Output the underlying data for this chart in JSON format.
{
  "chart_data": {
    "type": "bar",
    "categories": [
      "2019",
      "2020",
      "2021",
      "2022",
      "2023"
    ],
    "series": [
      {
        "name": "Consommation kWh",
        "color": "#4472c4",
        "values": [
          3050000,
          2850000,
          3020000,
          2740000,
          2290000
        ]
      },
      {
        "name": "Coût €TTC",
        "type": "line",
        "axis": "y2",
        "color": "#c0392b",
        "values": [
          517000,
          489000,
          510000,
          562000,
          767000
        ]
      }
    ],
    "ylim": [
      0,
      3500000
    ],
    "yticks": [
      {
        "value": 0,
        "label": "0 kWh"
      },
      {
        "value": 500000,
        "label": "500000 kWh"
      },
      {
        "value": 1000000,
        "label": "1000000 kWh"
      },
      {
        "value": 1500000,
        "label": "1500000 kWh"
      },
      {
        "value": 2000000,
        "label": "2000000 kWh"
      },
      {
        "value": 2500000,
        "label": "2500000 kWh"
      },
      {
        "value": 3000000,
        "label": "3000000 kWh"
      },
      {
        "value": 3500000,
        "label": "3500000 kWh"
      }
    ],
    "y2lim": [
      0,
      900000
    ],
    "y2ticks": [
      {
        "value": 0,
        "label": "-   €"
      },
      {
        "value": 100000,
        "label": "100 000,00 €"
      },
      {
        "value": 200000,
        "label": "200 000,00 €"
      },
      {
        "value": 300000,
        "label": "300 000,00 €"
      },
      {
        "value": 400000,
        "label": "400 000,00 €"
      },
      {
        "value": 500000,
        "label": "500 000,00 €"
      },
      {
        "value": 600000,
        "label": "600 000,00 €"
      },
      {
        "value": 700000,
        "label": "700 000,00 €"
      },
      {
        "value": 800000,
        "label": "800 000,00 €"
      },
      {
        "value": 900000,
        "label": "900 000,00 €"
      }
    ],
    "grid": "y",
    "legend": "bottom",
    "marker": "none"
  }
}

• **GOAL**:
Using the data above, output each line exactly.

• **WRITTEN RESPONSE**:
Output the underlying data for this chart in JSON format.
{
  "chart_data": {
    "type": "bar",
    "categories": [
      "2019",
      "2020",
      "2021",
      "2022",
      "2023"
    ],
    "series": [
      {
        "name": "Consommation kWh",
        "color": "#4472c4",
        "values": [
          3050000,
          2850000,
          3020000,
          2740000,
          2290000
        ]
      },
      {
        "name": "Coût €TTC",
        "type": "line",
        "axis": "y2",
        "color": "#c0392b",
        "values": [
          517000,
          489000,
          510000,
          562000,
          767000
        ]
      }
    ],
    "ylim": [
      0,
      3500000
    ],
    "yticks": [
      {
        "value": 0,
        "label": "0 kWh"
      },
      {
        "value": 500000,
        "label": "500000 kWh"
      },
      {
        "value": 1000000,
        "label": "1000000 kWh"
      },
      {
        "value": 1500000,
        "label": "1500000 kWh"
      },
      {
        "value": 2000000,
        "label": "2000000 kWh"
      },
      {
        "value": 2500000,
        "label": "2500000 kWh"
      },
      {
        "value": 3000000,
        "label": "3000000 kWh"
      },
      {
        "value": 3500000,
        "label": "3500000 kWh"
      }
    ],
    "y2lim": [
      0,
      900000
    ],
    "y2ticks": [
      {
        "value": 0,
        "label": "-   €"
      },
      {
        "value": 100000,
        "label": "100 000,00 €"
      },
      {
        "value": 200000,
        "label": "200 000,00 €"
      },
      {
        "value": 300000,
        "label": "300 000,00 €"
      },
      {
        "value": 400000,
        "label": "400 000,00 €"
      },
      {
        "value": 500000,
        "label": "500 000,00 €"
      },
      {
        "value": 600000,
        "label": "600 000,00 €"
      },
      {
        "value": 700000,
        "label": "700 000,00 €"
      },
      {
        "value": 800000,
        "label": "800 000,00 €"
      },
      {
        "value": 900000,
        "label": "900 000,00 €"
      }
    ],
    "grid": "y",
    "legend": "bottom",
    "marker": "none"
  }
}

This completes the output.